* Objective
Gather up every line from the entries below that uses the word "name".

════════════════

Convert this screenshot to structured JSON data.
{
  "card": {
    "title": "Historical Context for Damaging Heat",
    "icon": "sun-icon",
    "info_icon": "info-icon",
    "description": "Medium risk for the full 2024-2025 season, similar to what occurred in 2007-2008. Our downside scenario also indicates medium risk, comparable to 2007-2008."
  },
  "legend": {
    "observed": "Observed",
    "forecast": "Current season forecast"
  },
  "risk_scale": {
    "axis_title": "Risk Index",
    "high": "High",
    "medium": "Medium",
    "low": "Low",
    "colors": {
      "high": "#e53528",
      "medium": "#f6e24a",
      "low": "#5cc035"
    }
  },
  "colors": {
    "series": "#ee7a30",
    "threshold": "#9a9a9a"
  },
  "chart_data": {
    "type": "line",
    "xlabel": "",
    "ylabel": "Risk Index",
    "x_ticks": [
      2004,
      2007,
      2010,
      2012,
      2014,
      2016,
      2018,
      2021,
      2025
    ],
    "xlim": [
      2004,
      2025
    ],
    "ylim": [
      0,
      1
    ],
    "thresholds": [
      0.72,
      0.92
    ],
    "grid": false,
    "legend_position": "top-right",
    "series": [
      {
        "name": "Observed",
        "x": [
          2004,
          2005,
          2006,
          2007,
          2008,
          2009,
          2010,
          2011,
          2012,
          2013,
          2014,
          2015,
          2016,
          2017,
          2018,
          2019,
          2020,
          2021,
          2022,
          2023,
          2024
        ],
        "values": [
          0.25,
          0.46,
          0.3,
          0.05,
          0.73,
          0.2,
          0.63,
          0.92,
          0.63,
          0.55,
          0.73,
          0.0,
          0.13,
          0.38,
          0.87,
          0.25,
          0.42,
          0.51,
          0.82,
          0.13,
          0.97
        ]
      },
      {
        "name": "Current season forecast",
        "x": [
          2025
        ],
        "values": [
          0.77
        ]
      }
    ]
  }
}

════════════════

* Answer below
        "name": "Observed",
        "name": "Current season forecast",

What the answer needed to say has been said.